What the task asks: Your task is to transcribe the records exactly, skipping every image.

Stored dataset items:
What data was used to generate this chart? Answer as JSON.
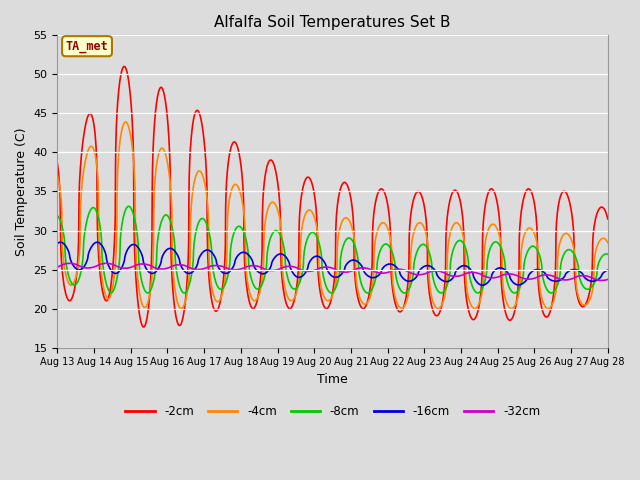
{
  "title": "Alfalfa Soil Temperatures Set B",
  "xlabel": "Time",
  "ylabel": "Soil Temperature (C)",
  "ylim": [
    15,
    55
  ],
  "xlim": [
    0,
    360
  ],
  "background_color": "#dcdcdc",
  "plot_bg_color": "#dcdcdc",
  "annotation_text": "TA_met",
  "annotation_bg": "#ffffcc",
  "annotation_border": "#aa7700",
  "annotation_text_color": "#990000",
  "series": [
    {
      "label": "-2cm",
      "color": "#ff0000",
      "linewidth": 1.2
    },
    {
      "label": "-4cm",
      "color": "#ff8800",
      "linewidth": 1.2
    },
    {
      "label": "-8cm",
      "color": "#00cc00",
      "linewidth": 1.2
    },
    {
      "label": "-16cm",
      "color": "#0000dd",
      "linewidth": 1.2
    },
    {
      "label": "-32cm",
      "color": "#cc00cc",
      "linewidth": 1.2
    }
  ],
  "tick_labels": [
    "Aug 13",
    "Aug 14",
    "Aug 15",
    "Aug 16",
    "Aug 17",
    "Aug 18",
    "Aug 19",
    "Aug 20",
    "Aug 21",
    "Aug 22",
    "Aug 23",
    "Aug 24",
    "Aug 25",
    "Aug 26",
    "Aug 27",
    "Aug 28"
  ],
  "yticks": [
    15,
    20,
    25,
    30,
    35,
    40,
    45,
    50,
    55
  ]
}
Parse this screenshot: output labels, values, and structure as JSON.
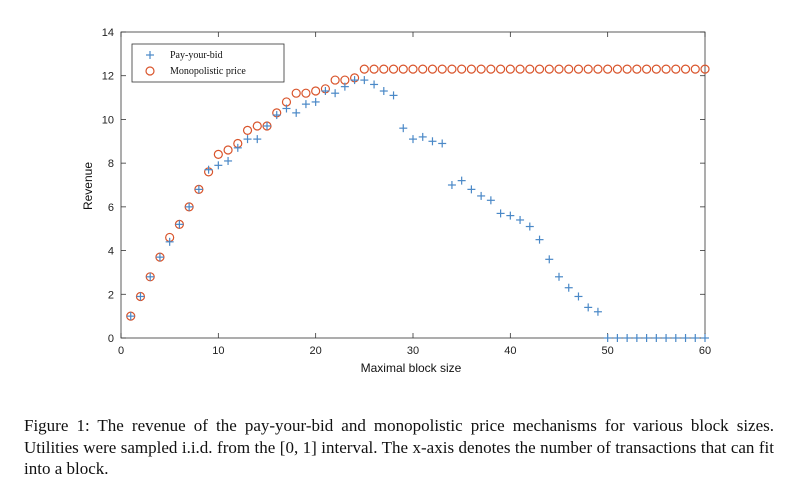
{
  "caption": "Figure 1: The revenue of the pay-your-bid and monopolistic price mechanisms for various block sizes. Utilities were sampled i.i.d. from the [0, 1] interval. The x-axis denotes the number of transactions that can fit into a block.",
  "chart_data": {
    "type": "scatter",
    "xlabel": "Maximal block size",
    "ylabel": "Revenue",
    "xlim": [
      0,
      60
    ],
    "ylim": [
      0,
      14
    ],
    "xticks": [
      0,
      10,
      20,
      30,
      40,
      50,
      60
    ],
    "yticks": [
      0,
      2,
      4,
      6,
      8,
      10,
      12,
      14
    ],
    "grid": false,
    "legend_position": "top-left",
    "series": [
      {
        "name": "Pay-your-bid",
        "marker": "plus",
        "color": "#4a88c7",
        "x": [
          1,
          2,
          3,
          4,
          5,
          6,
          7,
          8,
          9,
          10,
          11,
          12,
          13,
          14,
          15,
          16,
          17,
          18,
          19,
          20,
          21,
          22,
          23,
          24,
          25,
          26,
          27,
          28,
          29,
          30,
          31,
          32,
          33,
          34,
          35,
          36,
          37,
          38,
          39,
          40,
          41,
          42,
          43,
          44,
          45,
          46,
          47,
          48,
          49,
          50,
          51,
          52,
          53,
          54,
          55,
          56,
          57,
          58,
          59,
          60
        ],
        "y": [
          1.0,
          1.9,
          2.8,
          3.7,
          4.4,
          5.2,
          6.0,
          6.8,
          7.7,
          7.9,
          8.1,
          8.7,
          9.1,
          9.1,
          9.7,
          10.2,
          10.5,
          10.3,
          10.7,
          10.8,
          11.3,
          11.2,
          11.5,
          11.8,
          11.8,
          11.6,
          11.3,
          11.1,
          9.6,
          9.1,
          9.2,
          9.0,
          8.9,
          7.0,
          7.2,
          6.8,
          6.5,
          6.3,
          5.7,
          5.6,
          5.4,
          5.1,
          4.5,
          3.6,
          2.8,
          2.3,
          1.9,
          1.4,
          1.2,
          0.0,
          0.0,
          0.0,
          0.0,
          0.0,
          0.0,
          0.0,
          0.0,
          0.0,
          0.0,
          0.0
        ]
      },
      {
        "name": "Monopolistic price",
        "marker": "circle",
        "color": "#d9542b",
        "x": [
          1,
          2,
          3,
          4,
          5,
          6,
          7,
          8,
          9,
          10,
          11,
          12,
          13,
          14,
          15,
          16,
          17,
          18,
          19,
          20,
          21,
          22,
          23,
          24,
          25,
          26,
          27,
          28,
          29,
          30,
          31,
          32,
          33,
          34,
          35,
          36,
          37,
          38,
          39,
          40,
          41,
          42,
          43,
          44,
          45,
          46,
          47,
          48,
          49,
          50,
          51,
          52,
          53,
          54,
          55,
          56,
          57,
          58,
          59,
          60
        ],
        "y": [
          1.0,
          1.9,
          2.8,
          3.7,
          4.6,
          5.2,
          6.0,
          6.8,
          7.6,
          8.4,
          8.6,
          8.9,
          9.5,
          9.7,
          9.7,
          10.3,
          10.8,
          11.2,
          11.2,
          11.3,
          11.4,
          11.8,
          11.8,
          11.9,
          12.3,
          12.3,
          12.3,
          12.3,
          12.3,
          12.3,
          12.3,
          12.3,
          12.3,
          12.3,
          12.3,
          12.3,
          12.3,
          12.3,
          12.3,
          12.3,
          12.3,
          12.3,
          12.3,
          12.3,
          12.3,
          12.3,
          12.3,
          12.3,
          12.3,
          12.3,
          12.3,
          12.3,
          12.3,
          12.3,
          12.3,
          12.3,
          12.3,
          12.3,
          12.3,
          12.3
        ]
      }
    ]
  }
}
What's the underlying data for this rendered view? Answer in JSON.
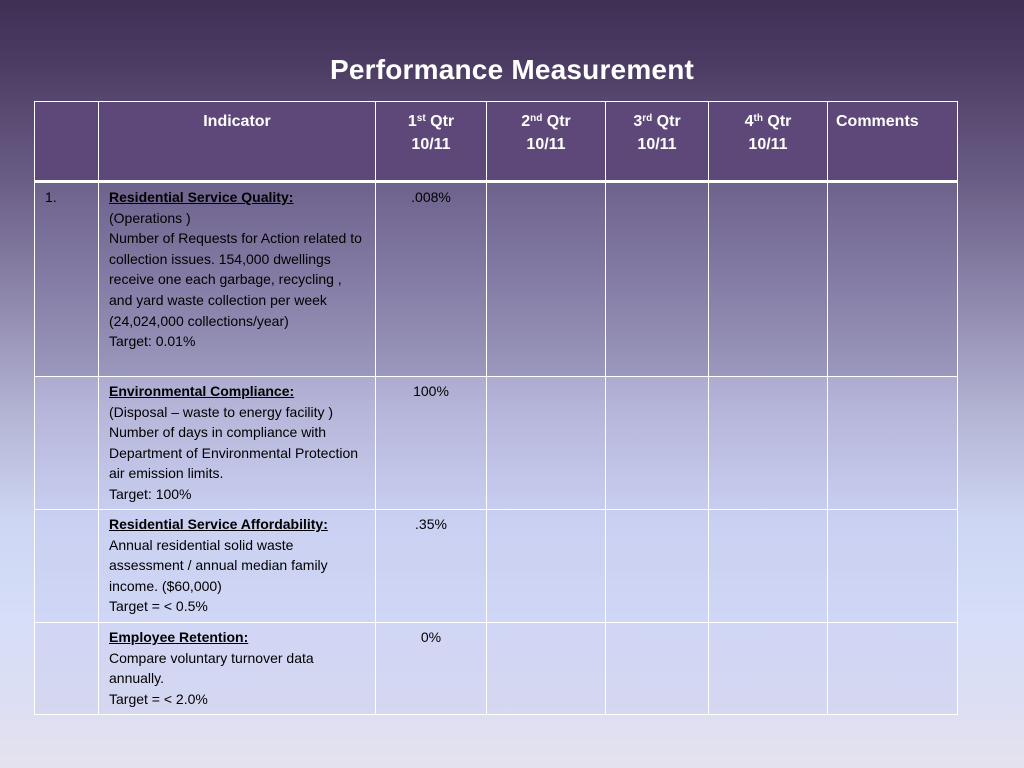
{
  "title": "Performance Measurement",
  "header": {
    "indicator": "Indicator",
    "quarters": [
      {
        "num": "1",
        "sup": "st",
        "label": "Qtr",
        "period": "10/11"
      },
      {
        "num": "2",
        "sup": "nd",
        "label": "Qtr",
        "period": "10/11"
      },
      {
        "num": "3",
        "sup": "rd",
        "label": "Qtr",
        "period": "10/11"
      },
      {
        "num": "4",
        "sup": "th",
        "label": "Qtr",
        "period": "10/11"
      }
    ],
    "comments": "Comments"
  },
  "rows": [
    {
      "number": "1.",
      "title": "Residential Service Quality:",
      "lines": [
        "(Operations )",
        "Number of Requests for Action related to collection issues. 154,000 dwellings receive one each garbage, recycling , and yard waste collection per week (24,024,000 collections/year)",
        "Target: 0.01%"
      ],
      "q1": ".008%",
      "q2": "",
      "q3": "",
      "q4": "",
      "comments": ""
    },
    {
      "number": "",
      "title": "Environmental Compliance:",
      "lines": [
        "(Disposal – waste to energy facility )",
        "Number of days in compliance with Department of Environmental Protection air emission limits.",
        "Target:  100%"
      ],
      "q1": "100%",
      "q2": "",
      "q3": "",
      "q4": "",
      "comments": ""
    },
    {
      "number": "",
      "title": "Residential Service Affordability:",
      "lines": [
        "Annual residential solid waste assessment / annual median family income. ($60,000)",
        "Target = < 0.5%"
      ],
      "q1": ".35%",
      "q2": "",
      "q3": "",
      "q4": "",
      "comments": ""
    },
    {
      "number": "",
      "title": "Employee Retention:",
      "lines": [
        "Compare voluntary turnover data annually.",
        "Target = < 2.0%"
      ],
      "q1": "0%",
      "q2": "",
      "q3": "",
      "q4": "",
      "comments": ""
    }
  ]
}
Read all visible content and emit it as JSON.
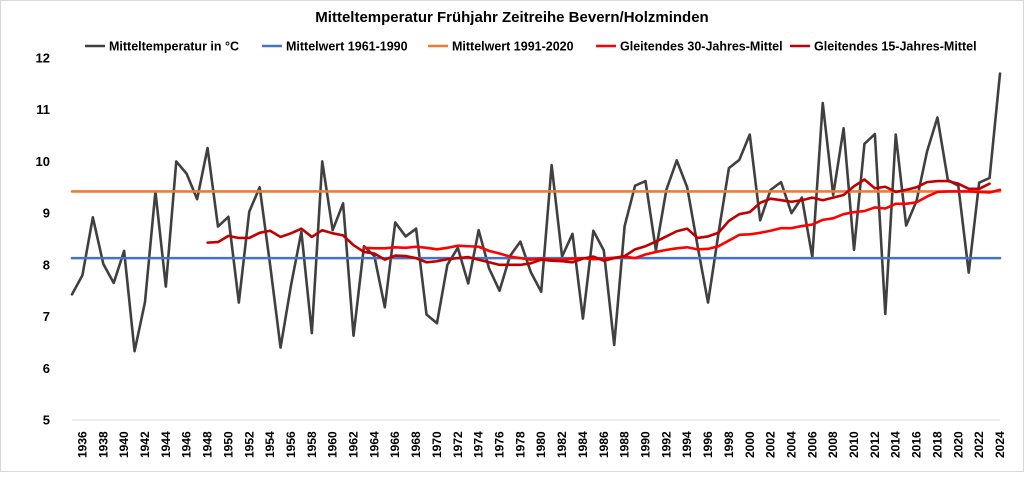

Task output:
What data was used to generate this chart? Answer as JSON.
{
  "title": "Alfalfa Soil Temperatures Set B",
  "xlabel": "Time",
  "ylabel": "Soil Temperature (C)",
  "ylim": [
    15,
    55
  ],
  "xlim": [
    0,
    360
  ],
  "background_color": "#dcdcdc",
  "plot_bg_color": "#dcdcdc",
  "annotation_text": "TA_met",
  "annotation_bg": "#ffffcc",
  "annotation_border": "#aa7700",
  "annotation_text_color": "#990000",
  "series": [
    {
      "label": "-2cm",
      "color": "#ff0000",
      "linewidth": 1.2
    },
    {
      "label": "-4cm",
      "color": "#ff8800",
      "linewidth": 1.2
    },
    {
      "label": "-8cm",
      "color": "#00cc00",
      "linewidth": 1.2
    },
    {
      "label": "-16cm",
      "color": "#0000dd",
      "linewidth": 1.2
    },
    {
      "label": "-32cm",
      "color": "#cc00cc",
      "linewidth": 1.2
    }
  ],
  "tick_labels": [
    "Aug 13",
    "Aug 14",
    "Aug 15",
    "Aug 16",
    "Aug 17",
    "Aug 18",
    "Aug 19",
    "Aug 20",
    "Aug 21",
    "Aug 22",
    "Aug 23",
    "Aug 24",
    "Aug 25",
    "Aug 26",
    "Aug 27",
    "Aug 28"
  ],
  "yticks": [
    15,
    20,
    25,
    30,
    35,
    40,
    45,
    50,
    55
  ]
}
Parse this screenshot: output labels, values, and structure as JSON.
{
  "caption": "Figure 1: The revenue of the pay-your-bid and monopolistic price mechanisms for various block sizes. Utilities were sampled i.i.d. from the [0, 1] interval. The x-axis denotes the number of transactions that can fit into a block.",
  "chart_data": {
    "type": "scatter",
    "xlabel": "Maximal block size",
    "ylabel": "Revenue",
    "xlim": [
      0,
      60
    ],
    "ylim": [
      0,
      14
    ],
    "xticks": [
      0,
      10,
      20,
      30,
      40,
      50,
      60
    ],
    "yticks": [
      0,
      2,
      4,
      6,
      8,
      10,
      12,
      14
    ],
    "grid": false,
    "legend_position": "top-left",
    "series": [
      {
        "name": "Pay-your-bid",
        "marker": "plus",
        "color": "#4a88c7",
        "x": [
          1,
          2,
          3,
          4,
          5,
          6,
          7,
          8,
          9,
          10,
          11,
          12,
          13,
          14,
          15,
          16,
          17,
          18,
          19,
          20,
          21,
          22,
          23,
          24,
          25,
          26,
          27,
          28,
          29,
          30,
          31,
          32,
          33,
          34,
          35,
          36,
          37,
          38,
          39,
          40,
          41,
          42,
          43,
          44,
          45,
          46,
          47,
          48,
          49,
          50,
          51,
          52,
          53,
          54,
          55,
          56,
          57,
          58,
          59,
          60
        ],
        "y": [
          1.0,
          1.9,
          2.8,
          3.7,
          4.4,
          5.2,
          6.0,
          6.8,
          7.7,
          7.9,
          8.1,
          8.7,
          9.1,
          9.1,
          9.7,
          10.2,
          10.5,
          10.3,
          10.7,
          10.8,
          11.3,
          11.2,
          11.5,
          11.8,
          11.8,
          11.6,
          11.3,
          11.1,
          9.6,
          9.1,
          9.2,
          9.0,
          8.9,
          7.0,
          7.2,
          6.8,
          6.5,
          6.3,
          5.7,
          5.6,
          5.4,
          5.1,
          4.5,
          3.6,
          2.8,
          2.3,
          1.9,
          1.4,
          1.2,
          0.0,
          0.0,
          0.0,
          0.0,
          0.0,
          0.0,
          0.0,
          0.0,
          0.0,
          0.0,
          0.0
        ]
      },
      {
        "name": "Monopolistic price",
        "marker": "circle",
        "color": "#d9542b",
        "x": [
          1,
          2,
          3,
          4,
          5,
          6,
          7,
          8,
          9,
          10,
          11,
          12,
          13,
          14,
          15,
          16,
          17,
          18,
          19,
          20,
          21,
          22,
          23,
          24,
          25,
          26,
          27,
          28,
          29,
          30,
          31,
          32,
          33,
          34,
          35,
          36,
          37,
          38,
          39,
          40,
          41,
          42,
          43,
          44,
          45,
          46,
          47,
          48,
          49,
          50,
          51,
          52,
          53,
          54,
          55,
          56,
          57,
          58,
          59,
          60
        ],
        "y": [
          1.0,
          1.9,
          2.8,
          3.7,
          4.6,
          5.2,
          6.0,
          6.8,
          7.6,
          8.4,
          8.6,
          8.9,
          9.5,
          9.7,
          9.7,
          10.3,
          10.8,
          11.2,
          11.2,
          11.3,
          11.4,
          11.8,
          11.8,
          11.9,
          12.3,
          12.3,
          12.3,
          12.3,
          12.3,
          12.3,
          12.3,
          12.3,
          12.3,
          12.3,
          12.3,
          12.3,
          12.3,
          12.3,
          12.3,
          12.3,
          12.3,
          12.3,
          12.3,
          12.3,
          12.3,
          12.3,
          12.3,
          12.3,
          12.3,
          12.3,
          12.3,
          12.3,
          12.3,
          12.3,
          12.3,
          12.3,
          12.3,
          12.3,
          12.3,
          12.3
        ]
      }
    ]
  }
}
What's the underlying data for this rendered view? Answer in JSON.
{
  "title": "Performance Measurement",
  "header": {
    "indicator": "Indicator",
    "quarters": [
      {
        "num": "1",
        "sup": "st",
        "label": "Qtr",
        "period": "10/11"
      },
      {
        "num": "2",
        "sup": "nd",
        "label": "Qtr",
        "period": "10/11"
      },
      {
        "num": "3",
        "sup": "rd",
        "label": "Qtr",
        "period": "10/11"
      },
      {
        "num": "4",
        "sup": "th",
        "label": "Qtr",
        "period": "10/11"
      }
    ],
    "comments": "Comments"
  },
  "rows": [
    {
      "number": "1.",
      "title": "Residential Service Quality:",
      "lines": [
        "(Operations )",
        "Number of Requests for Action related to collection issues. 154,000 dwellings receive one each garbage, recycling , and yard waste collection per week (24,024,000 collections/year)",
        "Target: 0.01%"
      ],
      "q1": ".008%",
      "q2": "",
      "q3": "",
      "q4": "",
      "comments": ""
    },
    {
      "number": "",
      "title": "Environmental Compliance:",
      "lines": [
        "(Disposal – waste to energy facility )",
        "Number of days in compliance with Department of Environmental Protection air emission limits.",
        "Target:  100%"
      ],
      "q1": "100%",
      "q2": "",
      "q3": "",
      "q4": "",
      "comments": ""
    },
    {
      "number": "",
      "title": "Residential Service Affordability:",
      "lines": [
        "Annual residential solid waste assessment / annual median family income. ($60,000)",
        "Target = < 0.5%"
      ],
      "q1": ".35%",
      "q2": "",
      "q3": "",
      "q4": "",
      "comments": ""
    },
    {
      "number": "",
      "title": "Employee Retention:",
      "lines": [
        "Compare voluntary turnover data annually.",
        "Target = < 2.0%"
      ],
      "q1": "0%",
      "q2": "",
      "q3": "",
      "q4": "",
      "comments": ""
    }
  ]
}
Read all visible content and emit it as JSON.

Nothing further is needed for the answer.